WHAT IS ASKED =>
Copy each line below in which the string "least" occurs.

Stored records:
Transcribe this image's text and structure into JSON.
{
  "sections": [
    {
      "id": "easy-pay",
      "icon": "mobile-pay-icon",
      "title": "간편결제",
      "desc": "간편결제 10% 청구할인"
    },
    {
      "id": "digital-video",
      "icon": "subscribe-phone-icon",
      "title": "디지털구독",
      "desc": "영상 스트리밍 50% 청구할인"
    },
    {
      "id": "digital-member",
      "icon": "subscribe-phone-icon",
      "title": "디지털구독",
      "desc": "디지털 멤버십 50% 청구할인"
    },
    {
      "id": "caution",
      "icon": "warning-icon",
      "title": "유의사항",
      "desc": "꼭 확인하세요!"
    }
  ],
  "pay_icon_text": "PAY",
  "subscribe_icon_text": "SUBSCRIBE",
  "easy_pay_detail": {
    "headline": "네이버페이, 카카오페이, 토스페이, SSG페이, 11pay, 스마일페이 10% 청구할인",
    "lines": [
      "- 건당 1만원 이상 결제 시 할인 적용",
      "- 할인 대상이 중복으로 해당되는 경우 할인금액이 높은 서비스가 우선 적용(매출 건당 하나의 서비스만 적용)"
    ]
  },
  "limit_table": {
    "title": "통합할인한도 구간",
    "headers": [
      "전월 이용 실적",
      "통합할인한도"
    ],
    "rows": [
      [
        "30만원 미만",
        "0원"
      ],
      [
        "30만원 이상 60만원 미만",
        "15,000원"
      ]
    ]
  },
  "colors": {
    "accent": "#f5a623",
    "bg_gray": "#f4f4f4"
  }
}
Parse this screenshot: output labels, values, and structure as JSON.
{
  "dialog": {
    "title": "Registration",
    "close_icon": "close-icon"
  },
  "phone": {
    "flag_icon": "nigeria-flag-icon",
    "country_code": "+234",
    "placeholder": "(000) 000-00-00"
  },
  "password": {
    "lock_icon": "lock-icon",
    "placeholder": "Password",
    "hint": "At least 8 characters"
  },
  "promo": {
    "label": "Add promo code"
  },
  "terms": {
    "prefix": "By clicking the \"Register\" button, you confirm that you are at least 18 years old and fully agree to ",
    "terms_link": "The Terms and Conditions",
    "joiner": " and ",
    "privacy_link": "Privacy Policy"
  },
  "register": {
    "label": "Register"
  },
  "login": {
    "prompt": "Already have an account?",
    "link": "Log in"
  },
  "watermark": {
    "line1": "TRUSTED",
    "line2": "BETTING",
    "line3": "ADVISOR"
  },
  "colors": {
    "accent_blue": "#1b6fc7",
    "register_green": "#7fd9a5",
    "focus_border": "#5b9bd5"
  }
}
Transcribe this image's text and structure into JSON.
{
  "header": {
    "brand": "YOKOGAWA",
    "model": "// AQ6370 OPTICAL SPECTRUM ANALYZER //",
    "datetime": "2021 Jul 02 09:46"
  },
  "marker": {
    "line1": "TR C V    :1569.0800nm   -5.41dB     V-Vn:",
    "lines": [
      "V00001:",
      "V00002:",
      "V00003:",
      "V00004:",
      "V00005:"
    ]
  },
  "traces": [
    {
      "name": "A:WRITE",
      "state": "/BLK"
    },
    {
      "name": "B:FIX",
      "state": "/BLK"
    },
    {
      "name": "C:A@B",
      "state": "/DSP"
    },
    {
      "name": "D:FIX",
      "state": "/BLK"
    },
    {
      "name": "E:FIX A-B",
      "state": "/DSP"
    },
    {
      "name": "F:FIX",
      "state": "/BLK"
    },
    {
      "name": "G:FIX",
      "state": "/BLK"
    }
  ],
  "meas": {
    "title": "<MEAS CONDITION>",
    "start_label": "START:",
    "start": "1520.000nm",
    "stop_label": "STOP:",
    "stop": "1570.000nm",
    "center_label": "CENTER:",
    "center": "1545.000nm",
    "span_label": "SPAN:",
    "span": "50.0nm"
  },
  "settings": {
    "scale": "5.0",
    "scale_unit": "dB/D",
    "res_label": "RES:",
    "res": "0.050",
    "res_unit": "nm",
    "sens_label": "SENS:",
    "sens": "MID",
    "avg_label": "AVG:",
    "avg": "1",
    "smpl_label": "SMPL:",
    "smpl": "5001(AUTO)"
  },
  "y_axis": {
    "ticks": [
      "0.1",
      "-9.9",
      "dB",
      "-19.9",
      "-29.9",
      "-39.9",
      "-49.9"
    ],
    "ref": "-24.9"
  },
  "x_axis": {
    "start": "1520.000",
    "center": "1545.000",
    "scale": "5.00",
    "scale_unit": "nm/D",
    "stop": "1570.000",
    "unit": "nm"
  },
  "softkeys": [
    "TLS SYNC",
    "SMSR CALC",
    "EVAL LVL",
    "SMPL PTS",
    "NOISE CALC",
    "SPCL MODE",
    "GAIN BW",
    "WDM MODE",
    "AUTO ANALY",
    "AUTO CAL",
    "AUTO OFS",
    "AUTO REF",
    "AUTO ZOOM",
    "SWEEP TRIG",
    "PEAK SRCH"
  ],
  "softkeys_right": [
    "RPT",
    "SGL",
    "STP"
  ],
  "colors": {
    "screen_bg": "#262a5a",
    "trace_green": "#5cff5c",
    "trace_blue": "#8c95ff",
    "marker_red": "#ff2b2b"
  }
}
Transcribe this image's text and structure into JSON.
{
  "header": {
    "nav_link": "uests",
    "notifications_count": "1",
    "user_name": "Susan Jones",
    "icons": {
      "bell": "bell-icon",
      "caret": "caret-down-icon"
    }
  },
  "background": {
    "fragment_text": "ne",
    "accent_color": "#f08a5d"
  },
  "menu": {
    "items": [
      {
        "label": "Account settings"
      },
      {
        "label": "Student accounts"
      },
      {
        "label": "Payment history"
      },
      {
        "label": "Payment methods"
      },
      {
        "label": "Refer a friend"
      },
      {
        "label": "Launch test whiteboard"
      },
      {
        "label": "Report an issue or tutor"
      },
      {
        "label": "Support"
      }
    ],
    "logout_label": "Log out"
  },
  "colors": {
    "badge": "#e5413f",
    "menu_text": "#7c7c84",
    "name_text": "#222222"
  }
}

OUTPUT OF THE EXERCISE =>
    "hint": "At least 8 characters"
    "prefix": "By clicking the \"Register\" button, you confirm that you are at least 18 years old and fully agree to ",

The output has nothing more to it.